▸ YOUR INSTRUCTIONS
Filter for the word "subtitle" and keep each matching line.

[Dataset records]
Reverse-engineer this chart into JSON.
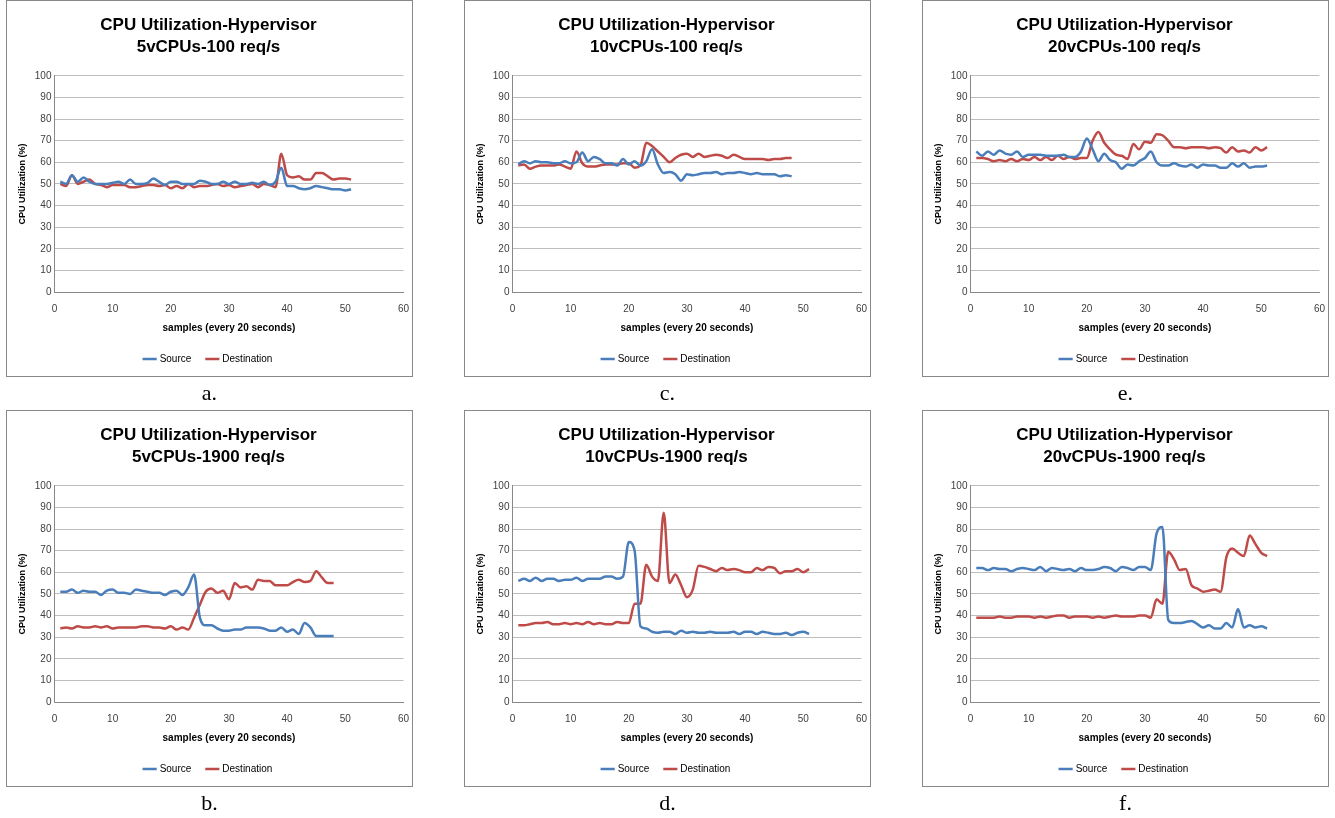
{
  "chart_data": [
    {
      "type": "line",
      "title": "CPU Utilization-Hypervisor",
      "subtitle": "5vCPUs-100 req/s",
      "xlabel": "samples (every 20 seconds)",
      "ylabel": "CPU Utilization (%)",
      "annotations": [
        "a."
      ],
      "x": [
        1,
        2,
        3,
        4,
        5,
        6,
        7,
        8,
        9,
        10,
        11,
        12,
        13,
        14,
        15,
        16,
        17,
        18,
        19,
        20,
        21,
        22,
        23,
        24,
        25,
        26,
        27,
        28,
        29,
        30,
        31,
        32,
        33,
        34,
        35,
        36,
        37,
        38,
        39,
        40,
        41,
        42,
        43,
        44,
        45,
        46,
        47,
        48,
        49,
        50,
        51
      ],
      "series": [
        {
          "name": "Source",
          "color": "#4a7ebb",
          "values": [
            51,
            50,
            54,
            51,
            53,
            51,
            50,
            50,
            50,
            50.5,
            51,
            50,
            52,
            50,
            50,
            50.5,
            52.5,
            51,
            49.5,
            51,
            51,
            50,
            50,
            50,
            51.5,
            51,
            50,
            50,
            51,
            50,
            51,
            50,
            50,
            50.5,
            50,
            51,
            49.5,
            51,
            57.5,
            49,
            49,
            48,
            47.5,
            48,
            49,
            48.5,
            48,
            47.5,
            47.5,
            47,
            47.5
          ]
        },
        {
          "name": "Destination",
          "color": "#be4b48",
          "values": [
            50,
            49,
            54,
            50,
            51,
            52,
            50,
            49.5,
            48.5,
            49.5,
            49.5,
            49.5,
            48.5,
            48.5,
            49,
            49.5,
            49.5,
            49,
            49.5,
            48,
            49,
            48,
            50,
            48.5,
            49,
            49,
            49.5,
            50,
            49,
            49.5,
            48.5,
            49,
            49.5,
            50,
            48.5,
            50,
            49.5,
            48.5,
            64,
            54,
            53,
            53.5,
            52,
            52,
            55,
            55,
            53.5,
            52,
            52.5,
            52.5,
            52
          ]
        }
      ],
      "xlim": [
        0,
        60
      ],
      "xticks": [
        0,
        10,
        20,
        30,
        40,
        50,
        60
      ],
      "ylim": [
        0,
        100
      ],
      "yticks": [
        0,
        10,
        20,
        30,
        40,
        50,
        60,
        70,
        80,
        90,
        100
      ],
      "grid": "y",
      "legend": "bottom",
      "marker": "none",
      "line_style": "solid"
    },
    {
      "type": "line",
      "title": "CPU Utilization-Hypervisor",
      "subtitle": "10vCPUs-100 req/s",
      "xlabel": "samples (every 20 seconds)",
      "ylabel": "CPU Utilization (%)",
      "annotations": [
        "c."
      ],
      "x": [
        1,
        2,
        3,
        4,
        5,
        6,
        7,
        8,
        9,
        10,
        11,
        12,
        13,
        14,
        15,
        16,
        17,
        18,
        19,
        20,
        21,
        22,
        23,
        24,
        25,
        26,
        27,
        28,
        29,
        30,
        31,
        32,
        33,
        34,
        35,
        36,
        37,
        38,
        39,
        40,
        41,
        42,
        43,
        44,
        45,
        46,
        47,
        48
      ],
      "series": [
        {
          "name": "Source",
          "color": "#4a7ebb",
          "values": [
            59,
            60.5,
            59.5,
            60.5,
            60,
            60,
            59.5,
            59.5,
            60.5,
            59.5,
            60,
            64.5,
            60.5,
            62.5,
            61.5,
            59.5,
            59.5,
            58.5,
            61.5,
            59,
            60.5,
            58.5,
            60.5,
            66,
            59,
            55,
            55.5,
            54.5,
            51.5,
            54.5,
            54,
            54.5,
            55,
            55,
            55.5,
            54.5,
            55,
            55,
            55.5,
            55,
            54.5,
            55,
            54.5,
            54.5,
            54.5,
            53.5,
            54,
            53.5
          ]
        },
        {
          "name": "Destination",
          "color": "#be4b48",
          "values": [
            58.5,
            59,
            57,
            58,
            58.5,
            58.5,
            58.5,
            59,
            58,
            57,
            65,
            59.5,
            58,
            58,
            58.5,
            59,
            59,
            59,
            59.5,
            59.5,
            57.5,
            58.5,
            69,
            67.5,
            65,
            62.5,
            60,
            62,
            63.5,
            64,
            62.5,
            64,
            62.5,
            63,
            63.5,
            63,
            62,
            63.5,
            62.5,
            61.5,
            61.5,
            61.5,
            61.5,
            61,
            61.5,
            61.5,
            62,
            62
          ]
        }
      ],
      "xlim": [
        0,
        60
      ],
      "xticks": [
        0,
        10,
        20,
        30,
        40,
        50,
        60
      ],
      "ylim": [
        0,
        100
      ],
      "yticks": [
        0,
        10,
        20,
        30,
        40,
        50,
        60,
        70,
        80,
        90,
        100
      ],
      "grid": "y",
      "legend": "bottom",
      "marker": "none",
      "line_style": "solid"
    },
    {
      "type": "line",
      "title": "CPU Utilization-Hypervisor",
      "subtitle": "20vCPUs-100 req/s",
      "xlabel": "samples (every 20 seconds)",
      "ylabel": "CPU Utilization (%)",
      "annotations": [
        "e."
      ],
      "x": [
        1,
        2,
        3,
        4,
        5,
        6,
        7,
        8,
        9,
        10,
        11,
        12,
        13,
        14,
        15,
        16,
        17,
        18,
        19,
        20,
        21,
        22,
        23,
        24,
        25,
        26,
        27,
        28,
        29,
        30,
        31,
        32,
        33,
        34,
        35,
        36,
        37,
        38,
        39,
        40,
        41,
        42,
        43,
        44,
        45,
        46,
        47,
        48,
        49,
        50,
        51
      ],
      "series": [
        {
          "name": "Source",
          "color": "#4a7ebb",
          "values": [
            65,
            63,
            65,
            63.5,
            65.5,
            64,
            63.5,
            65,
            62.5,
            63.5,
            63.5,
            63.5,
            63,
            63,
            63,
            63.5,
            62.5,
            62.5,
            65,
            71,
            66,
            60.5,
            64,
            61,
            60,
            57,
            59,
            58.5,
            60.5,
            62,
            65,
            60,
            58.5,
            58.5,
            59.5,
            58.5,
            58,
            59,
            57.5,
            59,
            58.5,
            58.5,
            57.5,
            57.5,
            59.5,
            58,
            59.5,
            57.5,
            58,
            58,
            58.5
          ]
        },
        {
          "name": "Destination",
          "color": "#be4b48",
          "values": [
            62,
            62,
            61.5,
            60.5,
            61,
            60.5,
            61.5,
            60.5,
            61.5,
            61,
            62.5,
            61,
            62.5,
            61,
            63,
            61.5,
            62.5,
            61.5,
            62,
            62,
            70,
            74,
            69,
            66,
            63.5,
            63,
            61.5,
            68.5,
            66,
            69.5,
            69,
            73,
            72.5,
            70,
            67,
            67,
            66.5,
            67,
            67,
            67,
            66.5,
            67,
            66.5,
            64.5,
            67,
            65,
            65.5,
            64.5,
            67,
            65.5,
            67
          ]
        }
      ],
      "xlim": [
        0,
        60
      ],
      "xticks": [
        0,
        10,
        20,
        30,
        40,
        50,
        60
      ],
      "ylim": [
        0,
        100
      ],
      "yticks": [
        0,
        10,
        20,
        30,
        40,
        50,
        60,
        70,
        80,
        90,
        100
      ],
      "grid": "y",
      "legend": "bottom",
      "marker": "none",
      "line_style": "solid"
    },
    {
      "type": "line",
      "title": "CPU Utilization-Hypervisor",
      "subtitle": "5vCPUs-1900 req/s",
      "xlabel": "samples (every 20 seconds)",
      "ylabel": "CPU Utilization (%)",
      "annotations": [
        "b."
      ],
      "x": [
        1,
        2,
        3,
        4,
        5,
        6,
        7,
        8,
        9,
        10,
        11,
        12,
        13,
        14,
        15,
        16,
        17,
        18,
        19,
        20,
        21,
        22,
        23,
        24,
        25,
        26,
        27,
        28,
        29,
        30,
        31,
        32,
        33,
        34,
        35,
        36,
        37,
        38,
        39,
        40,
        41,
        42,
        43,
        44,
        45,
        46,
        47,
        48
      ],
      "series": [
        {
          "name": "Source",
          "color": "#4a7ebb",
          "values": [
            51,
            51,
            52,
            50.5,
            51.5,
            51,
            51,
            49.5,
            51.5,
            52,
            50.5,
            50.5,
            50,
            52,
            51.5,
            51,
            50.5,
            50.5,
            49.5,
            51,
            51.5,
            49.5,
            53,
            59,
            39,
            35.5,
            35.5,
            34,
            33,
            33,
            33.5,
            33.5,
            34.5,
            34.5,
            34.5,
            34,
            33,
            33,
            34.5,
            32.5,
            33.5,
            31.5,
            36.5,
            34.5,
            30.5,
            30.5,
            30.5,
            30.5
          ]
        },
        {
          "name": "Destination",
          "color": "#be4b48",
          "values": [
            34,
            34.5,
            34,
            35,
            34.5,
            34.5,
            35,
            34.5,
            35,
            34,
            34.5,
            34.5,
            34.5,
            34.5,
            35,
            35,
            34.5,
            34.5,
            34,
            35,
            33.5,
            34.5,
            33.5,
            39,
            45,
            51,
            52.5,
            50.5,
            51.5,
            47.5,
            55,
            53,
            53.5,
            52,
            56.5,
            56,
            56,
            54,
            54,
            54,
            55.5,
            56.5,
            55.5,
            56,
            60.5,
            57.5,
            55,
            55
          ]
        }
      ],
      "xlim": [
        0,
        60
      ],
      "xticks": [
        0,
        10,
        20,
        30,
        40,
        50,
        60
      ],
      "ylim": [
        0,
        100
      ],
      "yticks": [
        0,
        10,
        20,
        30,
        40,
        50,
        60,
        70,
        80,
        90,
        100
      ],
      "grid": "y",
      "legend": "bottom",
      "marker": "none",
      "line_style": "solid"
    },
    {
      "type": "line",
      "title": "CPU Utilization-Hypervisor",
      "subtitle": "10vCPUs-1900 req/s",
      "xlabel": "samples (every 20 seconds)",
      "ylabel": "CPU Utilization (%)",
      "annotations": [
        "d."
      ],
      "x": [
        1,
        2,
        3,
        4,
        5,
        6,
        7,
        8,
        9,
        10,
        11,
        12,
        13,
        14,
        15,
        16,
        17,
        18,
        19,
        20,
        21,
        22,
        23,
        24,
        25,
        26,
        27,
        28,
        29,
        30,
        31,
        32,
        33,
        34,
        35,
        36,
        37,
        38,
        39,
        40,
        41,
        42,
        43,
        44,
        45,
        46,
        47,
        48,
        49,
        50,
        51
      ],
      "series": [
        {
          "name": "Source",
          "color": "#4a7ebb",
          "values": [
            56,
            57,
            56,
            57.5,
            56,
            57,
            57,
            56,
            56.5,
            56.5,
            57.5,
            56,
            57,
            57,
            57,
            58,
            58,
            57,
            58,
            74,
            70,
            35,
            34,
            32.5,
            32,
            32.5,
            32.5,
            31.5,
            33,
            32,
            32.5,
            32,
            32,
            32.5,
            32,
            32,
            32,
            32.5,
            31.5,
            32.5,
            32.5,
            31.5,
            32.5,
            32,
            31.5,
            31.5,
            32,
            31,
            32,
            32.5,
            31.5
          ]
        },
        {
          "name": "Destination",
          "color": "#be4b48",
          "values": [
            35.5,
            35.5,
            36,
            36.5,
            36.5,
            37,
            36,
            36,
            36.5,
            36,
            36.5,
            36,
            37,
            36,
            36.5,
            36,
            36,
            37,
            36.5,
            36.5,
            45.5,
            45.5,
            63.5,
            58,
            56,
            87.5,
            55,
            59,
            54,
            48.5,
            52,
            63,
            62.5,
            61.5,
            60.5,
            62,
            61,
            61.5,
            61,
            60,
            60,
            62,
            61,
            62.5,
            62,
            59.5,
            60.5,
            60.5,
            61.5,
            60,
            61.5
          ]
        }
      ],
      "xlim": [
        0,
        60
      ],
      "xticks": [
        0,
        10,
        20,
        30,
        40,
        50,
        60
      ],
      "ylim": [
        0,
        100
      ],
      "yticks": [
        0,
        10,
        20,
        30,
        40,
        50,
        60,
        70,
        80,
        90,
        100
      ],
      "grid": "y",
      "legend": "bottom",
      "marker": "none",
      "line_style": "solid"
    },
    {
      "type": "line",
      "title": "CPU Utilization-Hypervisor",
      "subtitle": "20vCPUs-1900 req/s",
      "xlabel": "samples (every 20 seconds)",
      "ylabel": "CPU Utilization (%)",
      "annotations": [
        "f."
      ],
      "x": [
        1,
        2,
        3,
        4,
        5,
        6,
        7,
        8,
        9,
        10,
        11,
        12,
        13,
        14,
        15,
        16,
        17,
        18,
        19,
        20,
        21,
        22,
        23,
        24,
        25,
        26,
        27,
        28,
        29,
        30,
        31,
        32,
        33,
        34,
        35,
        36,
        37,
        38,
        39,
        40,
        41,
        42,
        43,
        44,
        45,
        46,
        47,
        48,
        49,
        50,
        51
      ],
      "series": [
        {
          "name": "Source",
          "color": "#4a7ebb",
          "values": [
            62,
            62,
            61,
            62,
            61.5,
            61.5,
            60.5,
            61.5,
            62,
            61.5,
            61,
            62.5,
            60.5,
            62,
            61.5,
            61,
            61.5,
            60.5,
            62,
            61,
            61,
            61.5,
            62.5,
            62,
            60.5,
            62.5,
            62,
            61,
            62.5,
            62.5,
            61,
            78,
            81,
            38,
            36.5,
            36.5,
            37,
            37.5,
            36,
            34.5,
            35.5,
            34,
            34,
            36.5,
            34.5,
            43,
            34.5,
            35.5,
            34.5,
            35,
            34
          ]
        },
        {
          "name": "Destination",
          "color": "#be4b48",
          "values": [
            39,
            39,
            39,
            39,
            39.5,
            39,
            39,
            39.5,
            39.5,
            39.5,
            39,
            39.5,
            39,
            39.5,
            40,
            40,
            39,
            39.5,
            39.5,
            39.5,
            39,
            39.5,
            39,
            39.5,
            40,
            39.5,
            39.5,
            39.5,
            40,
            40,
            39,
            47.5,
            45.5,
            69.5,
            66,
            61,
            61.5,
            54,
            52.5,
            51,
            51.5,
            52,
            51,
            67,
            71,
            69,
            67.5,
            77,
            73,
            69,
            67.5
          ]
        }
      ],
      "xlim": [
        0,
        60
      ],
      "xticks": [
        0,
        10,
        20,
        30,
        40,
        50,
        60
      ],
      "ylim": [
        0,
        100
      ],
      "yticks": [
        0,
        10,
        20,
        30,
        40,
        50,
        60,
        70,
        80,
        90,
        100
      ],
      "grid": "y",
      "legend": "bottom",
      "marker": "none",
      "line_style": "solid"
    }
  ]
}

▸ TASK SOLUTION
      "subtitle": "5vCPUs-100 req/s",
      "subtitle": "10vCPUs-100 req/s",
      "subtitle": "20vCPUs-100 req/s",
      "subtitle": "5vCPUs-1900 req/s",
      "subtitle": "10vCPUs-1900 req/s",
      "subtitle": "20vCPUs-1900 req/s",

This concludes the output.